Real Words or Buzzwords?: Erasure Coding

Print Friendly, PDF & Email

This is the 35th article in the “Real Words or Buzzwords?” series about how real words become empty words and stifle technology progress.

By Ray Bernard, PSP, CHS-III


Why RAID drive arrays don’t work anymore for video storage, and why Erasure Coding does.

  • This is another article where much of what I’m saying is already known to storage-savvy IT folks, except perhaps for the historical hard drive price information. This is a very technical subject, so I’m going to address it at a high level where it’s easily understandable and provide links to deep-dive technical references for the technical readers that need or want that level of data, using a few references that are well-written, easy to follow and complete. (Not all links are technical; the inflation calculator is not.)

    RAID worked very well in a practical and financial sense when inexpensive hard drive capacities were small, and the cost was much higher for the largest capacity drives, which is where the RAID acronym originally came from: Redundant Array of Inexpensive Disks. Nowadays, we often see “Independent Disks” used to expand the RAID acronym, partly because the price for hard drives has dropped so significantly.

    Let’s check the cost and size of hard drives around 1980, compared to today. That’s when IBM introduced the first gigabyte hard drive. It was the size of a refrigerator, weighed about 550 pounds, and cost $40,000. Three years later, Seagate introduced the first 5.25-inch hard disk, with a capacity of 5 megabytes, intended for personal computer use.

• **Requirements**:
[A] Answer these questions from the article on erasure coding:
(i) What number does this article hold in the "Real Words or Buzzwords?" series?
(ii) What did the RAID acronym originally stand for?
(iii) How much did IBM's first gigabyte hard drive cost?
[B] In the article on erasure coding, reproduce everything from "Real Words or Buzzwords?: Erasure" down to "Erasure Coding does.", word for word.

(Dataset excerpt)

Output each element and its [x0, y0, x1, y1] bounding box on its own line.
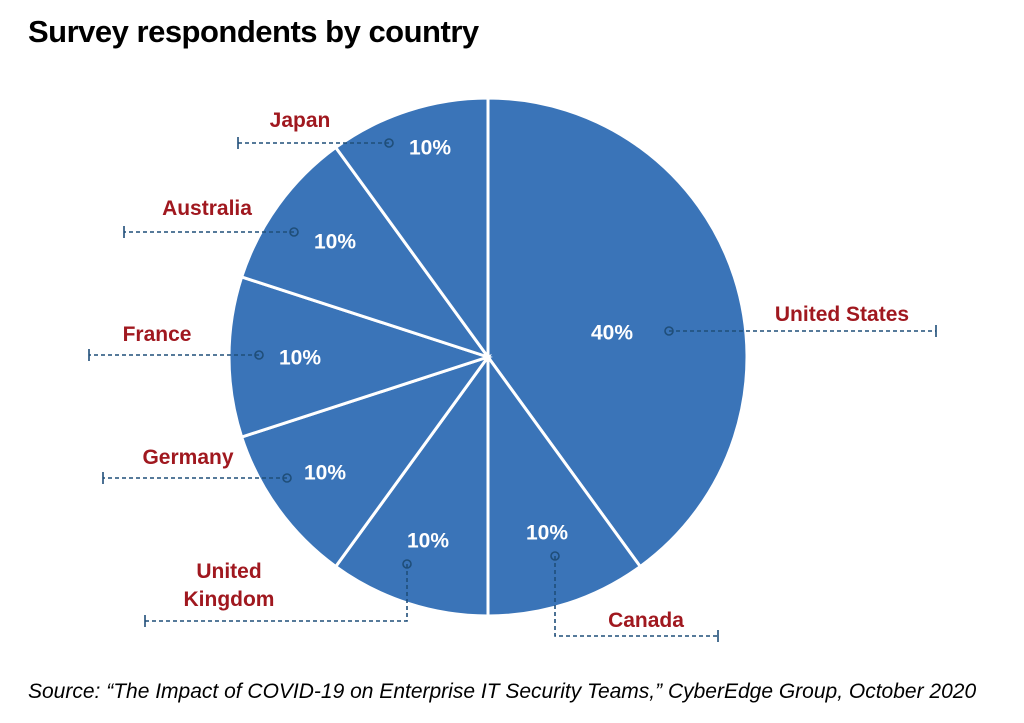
leader-anchor-dot	[550, 551, 560, 561]
pie-slice-france	[227, 275, 493, 439]
slice-value-label: 40%	[591, 322, 633, 345]
category-label-australia: Australia	[162, 197, 252, 220]
leader-line	[145, 564, 408, 622]
leader-anchor-dot	[282, 473, 292, 483]
leader-anchor-dot	[254, 350, 264, 360]
pie-slice-canada	[486, 352, 643, 618]
category-label-canada: Canada	[608, 609, 684, 632]
slice-value-label: 10%	[526, 522, 568, 545]
leader-anchor-dot	[384, 138, 394, 148]
pie-slice-united-kingdom	[333, 352, 490, 618]
slice-value-label: 10%	[279, 347, 321, 370]
category-label-united-states: United States	[775, 303, 909, 326]
chart-source: Source: “The Impact of COVID-19 on Enter…	[28, 680, 977, 703]
labels-layer: 40% United States 10% Canada 10% United Kingdo…	[123, 109, 910, 632]
slice-value-label: 10%	[407, 530, 449, 553]
leader-anchor-dot	[289, 227, 299, 237]
leaders-layer	[88, 137, 937, 642]
category-label-germany: Germany	[142, 446, 233, 469]
chart-title: Survey respondents by country	[28, 14, 479, 49]
category-label-united-kingdom: United Kingdom	[184, 560, 275, 611]
leader-line	[554, 556, 718, 637]
pie-slice-japan	[333, 96, 490, 362]
leader-anchor-dot	[402, 559, 412, 569]
slice-value-label: 10%	[409, 137, 451, 160]
pie-slice-united-states	[486, 96, 749, 569]
slice-value-label: 10%	[314, 231, 356, 254]
slices-layer	[227, 96, 749, 618]
pie-slice-australia	[239, 145, 492, 360]
slice-value-label: 10%	[304, 462, 346, 485]
leader-anchor-dot	[664, 326, 674, 336]
category-label-japan: Japan	[270, 109, 331, 132]
pie-slice-germany	[239, 354, 492, 569]
category-label-france: France	[123, 323, 192, 346]
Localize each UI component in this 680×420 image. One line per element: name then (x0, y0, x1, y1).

• **Solved tasks**:
[A]
(i) It is the 35th article.
(ii) Redundant Array of Inexpensive Disks.
(iii) $40,000.

[B]
Real Words or Buzzwords?: Erasure Coding

Print Friendly, PDF & Email

This is the 35th article in the “Real Words or Buzzwords?” series about how real words become empty words and stifle technology progress.

By Ray Bernard, PSP, CHS-III


Why RAID drive arrays don’t work anymore for video storage, and why Erasure Coding does.